[Lines of data]
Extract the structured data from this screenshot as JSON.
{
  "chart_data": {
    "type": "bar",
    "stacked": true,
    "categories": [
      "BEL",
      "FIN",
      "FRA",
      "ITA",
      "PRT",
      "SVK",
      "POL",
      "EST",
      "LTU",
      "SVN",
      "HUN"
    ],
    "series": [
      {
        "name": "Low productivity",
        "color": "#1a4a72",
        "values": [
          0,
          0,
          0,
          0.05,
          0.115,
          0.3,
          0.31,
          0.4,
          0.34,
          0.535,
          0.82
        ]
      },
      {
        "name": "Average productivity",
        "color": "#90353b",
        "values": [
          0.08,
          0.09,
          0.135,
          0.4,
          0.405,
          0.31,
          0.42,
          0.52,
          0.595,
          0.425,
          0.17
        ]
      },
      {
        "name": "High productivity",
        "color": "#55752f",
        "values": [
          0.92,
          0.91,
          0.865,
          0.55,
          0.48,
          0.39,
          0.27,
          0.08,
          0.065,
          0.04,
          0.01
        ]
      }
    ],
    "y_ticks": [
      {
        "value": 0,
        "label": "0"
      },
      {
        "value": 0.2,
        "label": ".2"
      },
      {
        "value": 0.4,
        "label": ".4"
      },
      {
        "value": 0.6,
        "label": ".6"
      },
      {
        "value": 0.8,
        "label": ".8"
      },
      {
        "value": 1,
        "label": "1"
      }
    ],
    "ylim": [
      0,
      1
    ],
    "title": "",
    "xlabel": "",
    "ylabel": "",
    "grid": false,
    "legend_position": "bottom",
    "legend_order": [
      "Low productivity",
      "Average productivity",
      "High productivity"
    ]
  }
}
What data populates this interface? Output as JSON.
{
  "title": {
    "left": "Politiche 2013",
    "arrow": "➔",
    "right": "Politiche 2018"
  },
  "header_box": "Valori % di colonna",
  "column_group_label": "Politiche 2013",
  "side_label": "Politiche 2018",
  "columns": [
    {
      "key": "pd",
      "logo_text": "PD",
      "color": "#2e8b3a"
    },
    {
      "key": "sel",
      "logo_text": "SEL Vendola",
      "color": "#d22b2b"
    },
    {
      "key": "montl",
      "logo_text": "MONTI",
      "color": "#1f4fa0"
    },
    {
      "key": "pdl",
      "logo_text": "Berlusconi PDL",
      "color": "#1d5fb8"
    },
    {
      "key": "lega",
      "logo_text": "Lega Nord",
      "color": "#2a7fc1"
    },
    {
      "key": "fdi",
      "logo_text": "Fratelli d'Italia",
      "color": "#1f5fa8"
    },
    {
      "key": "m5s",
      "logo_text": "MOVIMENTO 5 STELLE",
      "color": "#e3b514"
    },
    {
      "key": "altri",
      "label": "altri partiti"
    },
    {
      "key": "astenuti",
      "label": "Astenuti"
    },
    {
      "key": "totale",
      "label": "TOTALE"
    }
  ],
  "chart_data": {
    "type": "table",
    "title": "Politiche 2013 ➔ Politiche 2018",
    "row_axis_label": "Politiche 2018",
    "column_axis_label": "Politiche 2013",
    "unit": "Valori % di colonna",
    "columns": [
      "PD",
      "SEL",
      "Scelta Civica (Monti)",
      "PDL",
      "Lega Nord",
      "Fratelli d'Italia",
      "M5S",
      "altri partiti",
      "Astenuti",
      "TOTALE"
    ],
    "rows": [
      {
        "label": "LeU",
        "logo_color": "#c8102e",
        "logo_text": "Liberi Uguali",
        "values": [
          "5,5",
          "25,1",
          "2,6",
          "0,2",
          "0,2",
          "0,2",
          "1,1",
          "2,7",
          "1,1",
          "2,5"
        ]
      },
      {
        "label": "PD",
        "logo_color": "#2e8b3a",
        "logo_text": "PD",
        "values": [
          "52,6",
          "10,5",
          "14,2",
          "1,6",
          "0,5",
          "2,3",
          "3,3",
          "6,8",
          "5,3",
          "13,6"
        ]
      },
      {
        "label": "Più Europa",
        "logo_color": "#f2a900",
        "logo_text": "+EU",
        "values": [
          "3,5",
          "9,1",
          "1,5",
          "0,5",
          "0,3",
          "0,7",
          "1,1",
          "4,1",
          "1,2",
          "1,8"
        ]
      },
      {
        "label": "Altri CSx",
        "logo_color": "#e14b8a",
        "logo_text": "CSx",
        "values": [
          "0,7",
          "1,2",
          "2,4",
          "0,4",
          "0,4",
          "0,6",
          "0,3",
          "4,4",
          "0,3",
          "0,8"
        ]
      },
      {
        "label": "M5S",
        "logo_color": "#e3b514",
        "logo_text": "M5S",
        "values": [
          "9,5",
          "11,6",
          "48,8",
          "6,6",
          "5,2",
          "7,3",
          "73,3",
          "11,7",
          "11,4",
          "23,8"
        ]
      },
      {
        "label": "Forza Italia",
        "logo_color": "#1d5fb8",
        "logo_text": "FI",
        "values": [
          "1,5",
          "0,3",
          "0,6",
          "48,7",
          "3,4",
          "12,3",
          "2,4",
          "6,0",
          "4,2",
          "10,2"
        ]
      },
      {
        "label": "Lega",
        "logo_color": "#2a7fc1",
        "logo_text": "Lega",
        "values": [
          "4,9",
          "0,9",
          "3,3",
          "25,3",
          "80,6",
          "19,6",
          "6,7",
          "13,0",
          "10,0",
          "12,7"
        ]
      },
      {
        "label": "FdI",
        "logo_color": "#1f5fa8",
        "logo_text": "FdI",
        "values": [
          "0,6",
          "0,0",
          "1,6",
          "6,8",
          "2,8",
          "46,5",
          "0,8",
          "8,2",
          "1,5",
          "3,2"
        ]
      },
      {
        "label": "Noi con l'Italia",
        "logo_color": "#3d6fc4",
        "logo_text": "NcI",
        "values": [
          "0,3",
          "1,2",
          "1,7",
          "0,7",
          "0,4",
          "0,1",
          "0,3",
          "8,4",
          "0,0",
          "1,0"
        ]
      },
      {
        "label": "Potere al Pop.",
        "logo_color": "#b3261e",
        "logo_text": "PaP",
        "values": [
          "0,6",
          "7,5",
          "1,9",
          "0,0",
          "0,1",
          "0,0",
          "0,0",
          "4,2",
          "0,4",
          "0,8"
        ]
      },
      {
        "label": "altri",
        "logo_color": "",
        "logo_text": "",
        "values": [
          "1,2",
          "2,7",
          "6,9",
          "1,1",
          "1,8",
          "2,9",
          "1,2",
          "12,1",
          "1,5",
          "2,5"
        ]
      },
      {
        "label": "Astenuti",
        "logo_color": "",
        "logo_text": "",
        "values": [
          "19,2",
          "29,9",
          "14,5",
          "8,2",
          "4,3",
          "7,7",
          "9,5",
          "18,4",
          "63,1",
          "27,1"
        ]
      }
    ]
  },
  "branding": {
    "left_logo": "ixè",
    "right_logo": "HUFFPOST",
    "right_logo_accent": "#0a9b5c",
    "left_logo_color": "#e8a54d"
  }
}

**YOUR GOAL**
Retype all the material above precisely, with no line left out.

**EXERCISE RESULT**
Extract the structured data from this screenshot as JSON.
{
  "chart_data": {
    "type": "bar",
    "stacked": true,
    "categories": [
      "BEL",
      "FIN",
      "FRA",
      "ITA",
      "PRT",
      "SVK",
      "POL",
      "EST",
      "LTU",
      "SVN",
      "HUN"
    ],
    "series": [
      {
        "name": "Low productivity",
        "color": "#1a4a72",
        "values": [
          0,
          0,
          0,
          0.05,
          0.115,
          0.3,
          0.31,
          0.4,
          0.34,
          0.535,
          0.82
        ]
      },
      {
        "name": "Average productivity",
        "color": "#90353b",
        "values": [
          0.08,
          0.09,
          0.135,
          0.4,
          0.405,
          0.31,
          0.42,
          0.52,
          0.595,
          0.425,
          0.17
        ]
      },
      {
        "name": "High productivity",
        "color": "#55752f",
        "values": [
          0.92,
          0.91,
          0.865,
          0.55,
          0.48,
          0.39,
          0.27,
          0.08,
          0.065,
          0.04,
          0.01
        ]
      }
    ],
    "y_ticks": [
      {
        "value": 0,
        "label": "0"
      },
      {
        "value": 0.2,
        "label": ".2"
      },
      {
        "value": 0.4,
        "label": ".4"
      },
      {
        "value": 0.6,
        "label": ".6"
      },
      {
        "value": 0.8,
        "label": ".8"
      },
      {
        "value": 1,
        "label": "1"
      }
    ],
    "ylim": [
      0,
      1
    ],
    "title": "",
    "xlabel": "",
    "ylabel": "",
    "grid": false,
    "legend_position": "bottom",
    "legend_order": [
      "Low productivity",
      "Average productivity",
      "High productivity"
    ]
  }
}
What data populates this interface? Output as JSON.
{
  "title": {
    "left": "Politiche 2013",
    "arrow": "➔",
    "right": "Politiche 2018"
  },
  "header_box": "Valori % di colonna",
  "column_group_label": "Politiche 2013",
  "side_label": "Politiche 2018",
  "columns": [
    {
      "key": "pd",
      "logo_text": "PD",
      "color": "#2e8b3a"
    },
    {
      "key": "sel",
      "logo_text": "SEL Vendola",
      "color": "#d22b2b"
    },
    {
      "key": "montl",
      "logo_text": "MONTI",
      "color": "#1f4fa0"
    },
    {
      "key": "pdl",
      "logo_text": "Berlusconi PDL",
      "color": "#1d5fb8"
    },
    {
      "key": "lega",
      "logo_text": "Lega Nord",
      "color": "#2a7fc1"
    },
    {
      "key": "fdi",
      "logo_text": "Fratelli d'Italia",
      "color": "#1f5fa8"
    },
    {
      "key": "m5s",
      "logo_text": "MOVIMENTO 5 STELLE",
      "color": "#e3b514"
    },
    {
      "key": "altri",
      "label": "altri partiti"
    },
    {
      "key": "astenuti",
      "label": "Astenuti"
    },
    {
      "key": "totale",
      "label": "TOTALE"
    }
  ],
  "chart_data": {
    "type": "table",
    "title": "Politiche 2013 ➔ Politiche 2018",
    "row_axis_label": "Politiche 2018",
    "column_axis_label": "Politiche 2013",
    "unit": "Valori % di colonna",
    "columns": [
      "PD",
      "SEL",
      "Scelta Civica (Monti)",
      "PDL",
      "Lega Nord",
      "Fratelli d'Italia",
      "M5S",
      "altri partiti",
      "Astenuti",
      "TOTALE"
    ],
    "rows": [
      {
        "label": "LeU",
        "logo_color": "#c8102e",
        "logo_text": "Liberi Uguali",
        "values": [
          "5,5",
          "25,1",
          "2,6",
          "0,2",
          "0,2",
          "0,2",
          "1,1",
          "2,7",
          "1,1",
          "2,5"
        ]
      },
      {
        "label": "PD",
        "logo_color": "#2e8b3a",
        "logo_text": "PD",
        "values": [
          "52,6",
          "10,5",
          "14,2",
          "1,6",
          "0,5",
          "2,3",
          "3,3",
          "6,8",
          "5,3",
          "13,6"
        ]
      },
      {
        "label": "Più Europa",
        "logo_color": "#f2a900",
        "logo_text": "+EU",
        "values": [
          "3,5",
          "9,1",
          "1,5",
          "0,5",
          "0,3",
          "0,7",
          "1,1",
          "4,1",
          "1,2",
          "1,8"
        ]
      },
      {
        "label": "Altri CSx",
        "logo_color": "#e14b8a",
        "logo_text": "CSx",
        "values": [
          "0,7",
          "1,2",
          "2,4",
          "0,4",
          "0,4",
          "0,6",
          "0,3",
          "4,4",
          "0,3",
          "0,8"
        ]
      },
      {
        "label": "M5S",
        "logo_color": "#e3b514",
        "logo_text": "M5S",
        "values": [
          "9,5",
          "11,6",
          "48,8",
          "6,6",
          "5,2",
          "7,3",
          "73,3",
          "11,7",
          "11,4",
          "23,8"
        ]
      },
      {
        "label": "Forza Italia",
        "logo_color": "#1d5fb8",
        "logo_text": "FI",
        "values": [
          "1,5",
          "0,3",
          "0,6",
          "48,7",
          "3,4",
          "12,3",
          "2,4",
          "6,0",
          "4,2",
          "10,2"
        ]
      },
      {
        "label": "Lega",
        "logo_color": "#2a7fc1",
        "logo_text": "Lega",
        "values": [
          "4,9",
          "0,9",
          "3,3",
          "25,3",
          "80,6",
          "19,6",
          "6,7",
          "13,0",
          "10,0",
          "12,7"
        ]
      },
      {
        "label": "FdI",
        "logo_color": "#1f5fa8",
        "logo_text": "FdI",
        "values": [
          "0,6",
          "0,0",
          "1,6",
          "6,8",
          "2,8",
          "46,5",
          "0,8",
          "8,2",
          "1,5",
          "3,2"
        ]
      },
      {
        "label": "Noi con l'Italia",
        "logo_color": "#3d6fc4",
        "logo_text": "NcI",
        "values": [
          "0,3",
          "1,2",
          "1,7",
          "0,7",
          "0,4",
          "0,1",
          "0,3",
          "8,4",
          "0,0",
          "1,0"
        ]
      },
      {
        "label": "Potere al Pop.",
        "logo_color": "#b3261e",
        "logo_text": "PaP",
        "values": [
          "0,6",
          "7,5",
          "1,9",
          "0,0",
          "0,1",
          "0,0",
          "0,0",
          "4,2",
          "0,4",
          "0,8"
        ]
      },
      {
        "label": "altri",
        "logo_color": "",
        "logo_text": "",
        "values": [
          "1,2",
          "2,7",
          "6,9",
          "1,1",
          "1,8",
          "2,9",
          "1,2",
          "12,1",
          "1,5",
          "2,5"
        ]
      },
      {
        "label": "Astenuti",
        "logo_color": "",
        "logo_text": "",
        "values": [
          "19,2",
          "29,9",
          "14,5",
          "8,2",
          "4,3",
          "7,7",
          "9,5",
          "18,4",
          "63,1",
          "27,1"
        ]
      }
    ]
  },
  "branding": {
    "left_logo": "ixè",
    "right_logo": "HUFFPOST",
    "right_logo_accent": "#0a9b5c",
    "left_logo_color": "#e8a54d"
  }
}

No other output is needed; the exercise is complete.